## BEGIN Input material

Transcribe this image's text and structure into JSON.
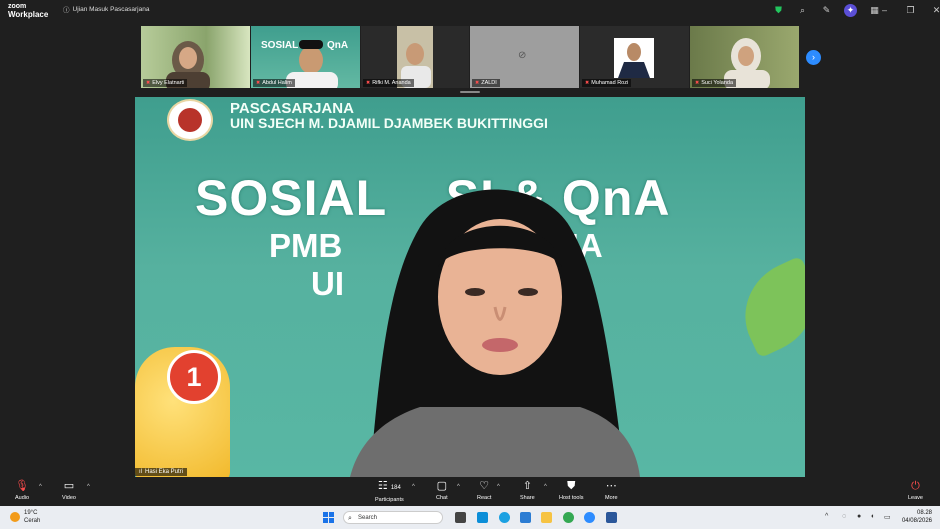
{
  "window": {
    "brand_line1": "zoom",
    "brand_line2": "Workplace",
    "meeting_title": "Ujian Masuk Pascasarjana"
  },
  "thumbnails": [
    {
      "name": "Elvy Elatnarti"
    },
    {
      "name": "Abdul Halim"
    },
    {
      "name": "Rifki M. Ananda"
    },
    {
      "name": "ZALDI"
    },
    {
      "name": "Muhamad Rozi"
    },
    {
      "name": "Suci Yolanda"
    }
  ],
  "stage": {
    "org_line1": "PASCASARJANA",
    "org_line2": "UIN SJECH M. DJAMIL DJAMBEK BUKITTINGGI",
    "banner_title": "SOSIAL    SI & QnA",
    "banner_sub1": "PMB                RJANA",
    "banner_sub2": "UI                NGGI",
    "badge_number": "1",
    "speaker_name": "Hasi Eka Putri"
  },
  "toolbar": {
    "audio": "Audio",
    "video": "Video",
    "participants": "Participants",
    "participants_count": "184",
    "chat": "Chat",
    "react": "React",
    "share": "Share",
    "host_tools": "Host tools",
    "more": "More",
    "leave": "Leave"
  },
  "taskbar": {
    "temp": "19°C",
    "weather": "Cerah",
    "search_placeholder": "Search",
    "time": "08.28",
    "date": "04/08/2026"
  },
  "colors": {
    "accent": "#2d8cff",
    "stage_bg": "#56b19f",
    "muted_mic": "#ff4d4d"
  }
}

## END Input material

● What to produce
Repeat the material above in full and exactly, apart from the pictures.

● Solution to this exercise
Transcribe this image's text and structure into JSON.
{
  "window": {
    "brand_line1": "zoom",
    "brand_line2": "Workplace",
    "meeting_title": "Ujian Masuk Pascasarjana"
  },
  "thumbnails": [
    {
      "name": "Elvy Elatnarti"
    },
    {
      "name": "Abdul Halim"
    },
    {
      "name": "Rifki M. Ananda"
    },
    {
      "name": "ZALDI"
    },
    {
      "name": "Muhamad Rozi"
    },
    {
      "name": "Suci Yolanda"
    }
  ],
  "stage": {
    "org_line1": "PASCASARJANA",
    "org_line2": "UIN SJECH M. DJAMIL DJAMBEK BUKITTINGGI",
    "banner_title": "SOSIAL    SI & QnA",
    "banner_sub1": "PMB                RJANA",
    "banner_sub2": "UI                NGGI",
    "badge_number": "1",
    "speaker_name": "Hasi Eka Putri"
  },
  "toolbar": {
    "audio": "Audio",
    "video": "Video",
    "participants": "Participants",
    "participants_count": "184",
    "chat": "Chat",
    "react": "React",
    "share": "Share",
    "host_tools": "Host tools",
    "more": "More",
    "leave": "Leave"
  },
  "taskbar": {
    "temp": "19°C",
    "weather": "Cerah",
    "search_placeholder": "Search",
    "time": "08.28",
    "date": "04/08/2026"
  },
  "colors": {
    "accent": "#2d8cff",
    "stage_bg": "#56b19f",
    "muted_mic": "#ff4d4d"
  }
}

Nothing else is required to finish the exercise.